======== Records for this task ========

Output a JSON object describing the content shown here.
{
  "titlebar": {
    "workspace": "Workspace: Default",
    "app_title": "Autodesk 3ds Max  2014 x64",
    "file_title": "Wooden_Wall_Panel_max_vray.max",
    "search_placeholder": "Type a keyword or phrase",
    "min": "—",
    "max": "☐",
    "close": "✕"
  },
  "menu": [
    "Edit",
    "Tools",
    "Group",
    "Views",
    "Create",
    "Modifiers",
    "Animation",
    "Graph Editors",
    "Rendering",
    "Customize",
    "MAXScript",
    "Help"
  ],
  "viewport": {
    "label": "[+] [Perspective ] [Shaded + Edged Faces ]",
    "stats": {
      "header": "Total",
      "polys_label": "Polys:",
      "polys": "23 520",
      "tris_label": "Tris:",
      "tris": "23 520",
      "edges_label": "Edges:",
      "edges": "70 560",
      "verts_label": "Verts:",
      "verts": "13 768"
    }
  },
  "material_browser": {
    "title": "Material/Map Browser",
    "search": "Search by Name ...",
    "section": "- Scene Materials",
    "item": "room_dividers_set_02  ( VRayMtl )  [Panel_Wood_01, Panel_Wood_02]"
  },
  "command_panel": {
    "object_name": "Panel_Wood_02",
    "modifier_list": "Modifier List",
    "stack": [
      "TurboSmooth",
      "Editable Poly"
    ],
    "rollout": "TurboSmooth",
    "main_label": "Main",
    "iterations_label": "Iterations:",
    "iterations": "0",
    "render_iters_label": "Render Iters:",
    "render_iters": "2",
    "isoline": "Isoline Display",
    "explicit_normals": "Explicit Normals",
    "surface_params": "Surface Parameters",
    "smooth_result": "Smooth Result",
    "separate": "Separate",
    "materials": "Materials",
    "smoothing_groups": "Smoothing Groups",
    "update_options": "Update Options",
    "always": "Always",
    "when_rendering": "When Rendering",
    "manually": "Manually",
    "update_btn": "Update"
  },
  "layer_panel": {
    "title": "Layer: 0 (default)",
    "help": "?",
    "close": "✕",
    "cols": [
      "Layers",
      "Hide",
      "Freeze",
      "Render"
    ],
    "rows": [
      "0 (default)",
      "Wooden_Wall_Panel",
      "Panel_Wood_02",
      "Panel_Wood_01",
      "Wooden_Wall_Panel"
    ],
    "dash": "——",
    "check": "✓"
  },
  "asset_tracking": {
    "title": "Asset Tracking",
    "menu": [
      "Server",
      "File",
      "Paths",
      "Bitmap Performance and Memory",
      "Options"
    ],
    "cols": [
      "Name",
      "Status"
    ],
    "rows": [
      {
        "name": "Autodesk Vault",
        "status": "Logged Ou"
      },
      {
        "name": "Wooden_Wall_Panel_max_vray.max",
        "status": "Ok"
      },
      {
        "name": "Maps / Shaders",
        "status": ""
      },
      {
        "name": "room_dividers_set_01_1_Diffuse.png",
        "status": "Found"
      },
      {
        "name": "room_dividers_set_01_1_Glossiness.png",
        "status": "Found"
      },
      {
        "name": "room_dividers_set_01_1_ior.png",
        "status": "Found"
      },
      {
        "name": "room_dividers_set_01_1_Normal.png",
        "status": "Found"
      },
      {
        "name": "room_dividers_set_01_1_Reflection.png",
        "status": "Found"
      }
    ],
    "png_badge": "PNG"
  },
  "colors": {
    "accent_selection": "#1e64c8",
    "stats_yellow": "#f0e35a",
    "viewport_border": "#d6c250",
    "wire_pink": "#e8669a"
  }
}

========

_Exercise brief_. Report how many lines of the preceding records include "Rendering". Output the number only.

_Output for this exercise_. 2